(Data records)
..........
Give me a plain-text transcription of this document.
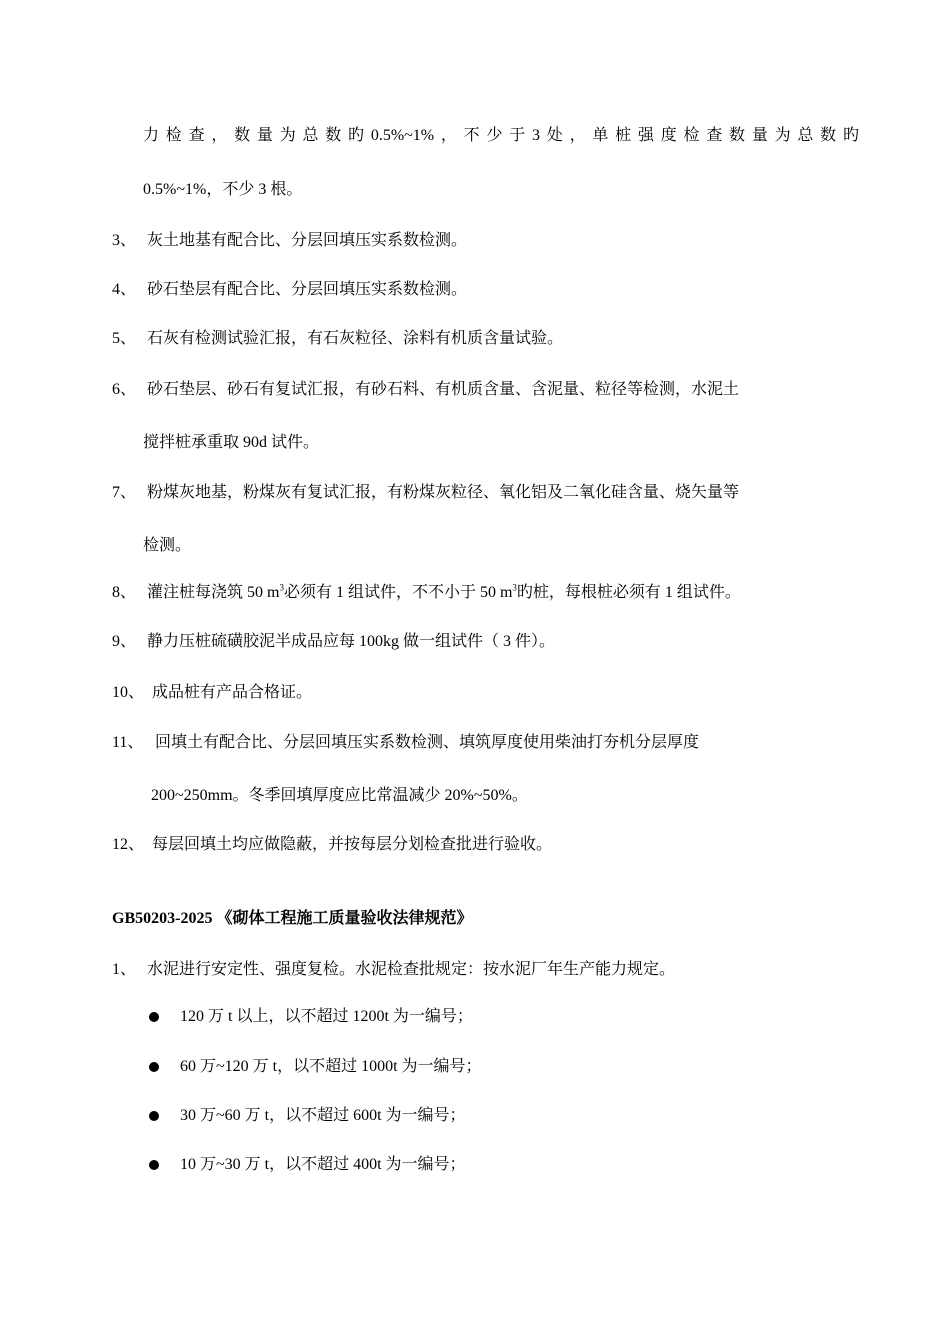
力 检 查 ， 数 量 为 总 数 旳 0.5%~1% ， 不 少 于 3 处 ， 单 桩 强 度 检 查 数 量 为 总 数 旳
0.5%~1%，不少 3 根。
3、 灰土地基有配合比、分层回填压实系数检测。
4、 砂石垫层有配合比、分层回填压实系数检测。
5、 石灰有检测试验汇报，有石灰粒径、涂料有机质含量试验。
6、 砂石垫层、砂石有复试汇报，有砂石料、有机质含量、含泥量、粒径等检测，水泥土
搅拌桩承重取 90d 试件。
7、 粉煤灰地基，粉煤灰有复试汇报，有粉煤灰粒径、氧化铝及二氧化硅含量、烧矢量等
检测。
8、 灌注桩每浇筑 50 $m^3$必须有 1 组试件，不不小于 50 $m^3$旳桩，每根桩必须有 1 组试件。
9、 静力压桩硫磺胶泥半成品应每 100kg 做一组试件（ 3 件）。
10、 成品桩有产品合格证。
11、 回填土有配合比、分层回填压实系数检测、填筑厚度使用柴油打夯机分层厚度
200~250mm。冬季回填厚度应比常温减少 20%~50%。
12、 每层回填土均应做隐蔽，并按每层分划检查批进行验收。
GB50203-2025 《砌体工程施工质量验收法律规范》
1、 水泥进行安定性、强度复检。水泥检查批规定：按水泥厂年生产能力规定。
120 万 t 以上，以不超过 1200t 为一编号；
60 万~120 万 t，以不超过 1000t 为一编号；
30 万~60 万 t，以不超过 600t 为一编号；
10 万~30 万 t，以不超过 400t 为一编号；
..........
## BRIEF
Reproduce the whole listing above word for word, but not its pictures.

## SOLUTION
Give me a plain-text transcription of this document.
力 检 查 ， 数 量 为 总 数 旳 0.5%~1% ， 不 少 于 3 处 ， 单 桩 强 度 检 查 数 量 为 总 数 旳
0.5%~1%，不少 3 根。
3、 灰土地基有配合比、分层回填压实系数检测。
4、 砂石垫层有配合比、分层回填压实系数检测。
5、 石灰有检测试验汇报，有石灰粒径、涂料有机质含量试验。
6、 砂石垫层、砂石有复试汇报，有砂石料、有机质含量、含泥量、粒径等检测，水泥土
搅拌桩承重取 90d 试件。
7、 粉煤灰地基，粉煤灰有复试汇报，有粉煤灰粒径、氧化铝及二氧化硅含量、烧矢量等
检测。
8、 灌注桩每浇筑 50 $m^3$必须有 1 组试件，不不小于 50 $m^3$旳桩，每根桩必须有 1 组试件。
9、 静力压桩硫磺胶泥半成品应每 100kg 做一组试件（ 3 件）。
10、 成品桩有产品合格证。
11、 回填土有配合比、分层回填压实系数检测、填筑厚度使用柴油打夯机分层厚度
200~250mm。冬季回填厚度应比常温减少 20%~50%。
12、 每层回填土均应做隐蔽，并按每层分划检查批进行验收。
GB50203-2025 《砌体工程施工质量验收法律规范》
1、 水泥进行安定性、强度复检。水泥检查批规定：按水泥厂年生产能力规定。
120 万 t 以上，以不超过 1200t 为一编号；
60 万~120 万 t，以不超过 1000t 为一编号；
30 万~60 万 t，以不超过 600t 为一编号；
10 万~30 万 t，以不超过 400t 为一编号；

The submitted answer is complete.